**PROBLEM TO SOLVE**
Return each entry exactly, with none missing.

**EXTRACTED ENTRIES**
━━━━━━━━━━━━━━━━

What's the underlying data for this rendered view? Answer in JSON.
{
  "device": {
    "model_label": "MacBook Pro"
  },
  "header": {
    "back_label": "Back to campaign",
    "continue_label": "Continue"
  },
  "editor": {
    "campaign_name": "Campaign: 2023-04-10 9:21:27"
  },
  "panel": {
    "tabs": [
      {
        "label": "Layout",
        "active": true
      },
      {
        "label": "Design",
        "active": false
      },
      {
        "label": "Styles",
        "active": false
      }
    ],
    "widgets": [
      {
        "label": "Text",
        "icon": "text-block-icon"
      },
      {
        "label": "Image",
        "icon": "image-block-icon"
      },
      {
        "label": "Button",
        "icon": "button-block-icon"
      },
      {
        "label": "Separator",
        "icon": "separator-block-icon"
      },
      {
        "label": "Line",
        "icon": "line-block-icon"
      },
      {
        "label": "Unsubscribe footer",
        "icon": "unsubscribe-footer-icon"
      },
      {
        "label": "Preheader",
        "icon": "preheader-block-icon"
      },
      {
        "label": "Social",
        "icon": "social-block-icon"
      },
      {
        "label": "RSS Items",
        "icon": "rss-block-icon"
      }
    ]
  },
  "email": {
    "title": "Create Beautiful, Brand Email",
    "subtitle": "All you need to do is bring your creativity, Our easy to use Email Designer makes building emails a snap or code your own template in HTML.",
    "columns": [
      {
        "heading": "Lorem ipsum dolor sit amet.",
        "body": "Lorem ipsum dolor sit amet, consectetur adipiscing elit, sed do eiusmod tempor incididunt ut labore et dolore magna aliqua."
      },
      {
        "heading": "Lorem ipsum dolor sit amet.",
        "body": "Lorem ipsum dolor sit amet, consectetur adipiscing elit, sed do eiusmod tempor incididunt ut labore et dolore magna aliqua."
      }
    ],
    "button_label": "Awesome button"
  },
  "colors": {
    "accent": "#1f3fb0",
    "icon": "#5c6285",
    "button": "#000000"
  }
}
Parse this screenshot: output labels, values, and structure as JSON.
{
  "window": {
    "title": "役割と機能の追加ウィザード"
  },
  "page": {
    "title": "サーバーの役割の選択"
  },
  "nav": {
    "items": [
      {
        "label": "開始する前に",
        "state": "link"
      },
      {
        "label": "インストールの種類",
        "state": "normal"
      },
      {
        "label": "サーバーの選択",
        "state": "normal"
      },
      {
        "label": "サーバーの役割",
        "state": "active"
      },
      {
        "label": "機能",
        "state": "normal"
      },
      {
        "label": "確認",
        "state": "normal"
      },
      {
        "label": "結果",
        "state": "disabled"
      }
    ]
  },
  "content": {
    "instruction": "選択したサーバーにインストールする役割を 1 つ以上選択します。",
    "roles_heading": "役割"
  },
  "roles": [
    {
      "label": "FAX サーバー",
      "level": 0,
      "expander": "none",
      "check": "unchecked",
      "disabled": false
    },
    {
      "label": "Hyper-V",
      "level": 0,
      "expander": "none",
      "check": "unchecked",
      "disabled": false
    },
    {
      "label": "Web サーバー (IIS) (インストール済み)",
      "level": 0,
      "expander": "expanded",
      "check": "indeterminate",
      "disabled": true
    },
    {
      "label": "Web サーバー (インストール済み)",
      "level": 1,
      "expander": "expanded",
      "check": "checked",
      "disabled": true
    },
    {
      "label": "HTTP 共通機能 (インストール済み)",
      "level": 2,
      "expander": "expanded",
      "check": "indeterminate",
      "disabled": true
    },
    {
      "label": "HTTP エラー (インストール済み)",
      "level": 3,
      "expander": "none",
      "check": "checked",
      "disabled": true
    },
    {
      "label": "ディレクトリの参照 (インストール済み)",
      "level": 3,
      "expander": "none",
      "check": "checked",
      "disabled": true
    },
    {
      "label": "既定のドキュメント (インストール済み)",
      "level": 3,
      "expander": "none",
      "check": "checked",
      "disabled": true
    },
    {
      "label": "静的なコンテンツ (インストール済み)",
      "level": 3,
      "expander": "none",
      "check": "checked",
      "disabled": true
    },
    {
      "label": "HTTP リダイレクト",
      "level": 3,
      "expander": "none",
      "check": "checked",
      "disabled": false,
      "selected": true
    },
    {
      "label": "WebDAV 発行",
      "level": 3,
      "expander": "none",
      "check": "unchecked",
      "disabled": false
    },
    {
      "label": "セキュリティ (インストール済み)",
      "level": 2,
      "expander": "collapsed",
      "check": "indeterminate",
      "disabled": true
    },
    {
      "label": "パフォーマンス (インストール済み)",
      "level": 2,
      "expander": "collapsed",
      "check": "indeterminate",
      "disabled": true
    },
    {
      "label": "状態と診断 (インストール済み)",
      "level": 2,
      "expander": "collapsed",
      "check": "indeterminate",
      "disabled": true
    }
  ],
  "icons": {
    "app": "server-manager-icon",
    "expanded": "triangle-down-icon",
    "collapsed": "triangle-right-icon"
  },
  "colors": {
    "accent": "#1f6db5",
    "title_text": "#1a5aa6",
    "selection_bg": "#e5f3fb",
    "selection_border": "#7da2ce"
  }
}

━━━━━━━━━━━━━━━━

**WRITTEN SOLUTION**
What's the underlying data for this rendered view? Answer in JSON.
{
  "device": {
    "model_label": "MacBook Pro"
  },
  "header": {
    "back_label": "Back to campaign",
    "continue_label": "Continue"
  },
  "editor": {
    "campaign_name": "Campaign: 2023-04-10 9:21:27"
  },
  "panel": {
    "tabs": [
      {
        "label": "Layout",
        "active": true
      },
      {
        "label": "Design",
        "active": false
      },
      {
        "label": "Styles",
        "active": false
      }
    ],
    "widgets": [
      {
        "label": "Text",
        "icon": "text-block-icon"
      },
      {
        "label": "Image",
        "icon": "image-block-icon"
      },
      {
        "label": "Button",
        "icon": "button-block-icon"
      },
      {
        "label": "Separator",
        "icon": "separator-block-icon"
      },
      {
        "label": "Line",
        "icon": "line-block-icon"
      },
      {
        "label": "Unsubscribe footer",
        "icon": "unsubscribe-footer-icon"
      },
      {
        "label": "Preheader",
        "icon": "preheader-block-icon"
      },
      {
        "label": "Social",
        "icon": "social-block-icon"
      },
      {
        "label": "RSS Items",
        "icon": "rss-block-icon"
      }
    ]
  },
  "email": {
    "title": "Create Beautiful, Brand Email",
    "subtitle": "All you need to do is bring your creativity, Our easy to use Email Designer makes building emails a snap or code your own template in HTML.",
    "columns": [
      {
        "heading": "Lorem ipsum dolor sit amet.",
        "body": "Lorem ipsum dolor sit amet, consectetur adipiscing elit, sed do eiusmod tempor incididunt ut labore et dolore magna aliqua."
      },
      {
        "heading": "Lorem ipsum dolor sit amet.",
        "body": "Lorem ipsum dolor sit amet, consectetur adipiscing elit, sed do eiusmod tempor incididunt ut labore et dolore magna aliqua."
      }
    ],
    "button_label": "Awesome button"
  },
  "colors": {
    "accent": "#1f3fb0",
    "icon": "#5c6285",
    "button": "#000000"
  }
}
Parse this screenshot: output labels, values, and structure as JSON.
{
  "window": {
    "title": "役割と機能の追加ウィザード"
  },
  "page": {
    "title": "サーバーの役割の選択"
  },
  "nav": {
    "items": [
      {
        "label": "開始する前に",
        "state": "link"
      },
      {
        "label": "インストールの種類",
        "state": "normal"
      },
      {
        "label": "サーバーの選択",
        "state": "normal"
      },
      {
        "label": "サーバーの役割",
        "state": "active"
      },
      {
        "label": "機能",
        "state": "normal"
      },
      {
        "label": "確認",
        "state": "normal"
      },
      {
        "label": "結果",
        "state": "disabled"
      }
    ]
  },
  "content": {
    "instruction": "選択したサーバーにインストールする役割を 1 つ以上選択します。",
    "roles_heading": "役割"
  },
  "roles": [
    {
      "label": "FAX サーバー",
      "level": 0,
      "expander": "none",
      "check": "unchecked",
      "disabled": false
    },
    {
      "label": "Hyper-V",
      "level": 0,
      "expander": "none",
      "check": "unchecked",
      "disabled": false
    },
    {
      "label": "Web サーバー (IIS) (インストール済み)",
      "level": 0,
      "expander": "expanded",
      "check": "indeterminate",
      "disabled": true
    },
    {
      "label": "Web サーバー (インストール済み)",
      "level": 1,
      "expander": "expanded",
      "check": "checked",
      "disabled": true
    },
    {
      "label": "HTTP 共通機能 (インストール済み)",
      "level": 2,
      "expander": "expanded",
      "check": "indeterminate",
      "disabled": true
    },
    {
      "label": "HTTP エラー (インストール済み)",
      "level": 3,
      "expander": "none",
      "check": "checked",
      "disabled": true
    },
    {
      "label": "ディレクトリの参照 (インストール済み)",
      "level": 3,
      "expander": "none",
      "check": "checked",
      "disabled": true
    },
    {
      "label": "既定のドキュメント (インストール済み)",
      "level": 3,
      "expander": "none",
      "check": "checked",
      "disabled": true
    },
    {
      "label": "静的なコンテンツ (インストール済み)",
      "level": 3,
      "expander": "none",
      "check": "checked",
      "disabled": true
    },
    {
      "label": "HTTP リダイレクト",
      "level": 3,
      "expander": "none",
      "check": "checked",
      "disabled": false,
      "selected": true
    },
    {
      "label": "WebDAV 発行",
      "level": 3,
      "expander": "none",
      "check": "unchecked",
      "disabled": false
    },
    {
      "label": "セキュリティ (インストール済み)",
      "level": 2,
      "expander": "collapsed",
      "check": "indeterminate",
      "disabled": true
    },
    {
      "label": "パフォーマンス (インストール済み)",
      "level": 2,
      "expander": "collapsed",
      "check": "indeterminate",
      "disabled": true
    },
    {
      "label": "状態と診断 (インストール済み)",
      "level": 2,
      "expander": "collapsed",
      "check": "indeterminate",
      "disabled": true
    }
  ],
  "icons": {
    "app": "server-manager-icon",
    "expanded": "triangle-down-icon",
    "collapsed": "triangle-right-icon"
  },
  "colors": {
    "accent": "#1f6db5",
    "title_text": "#1a5aa6",
    "selection_bg": "#e5f3fb",
    "selection_border": "#7da2ce"
  }
}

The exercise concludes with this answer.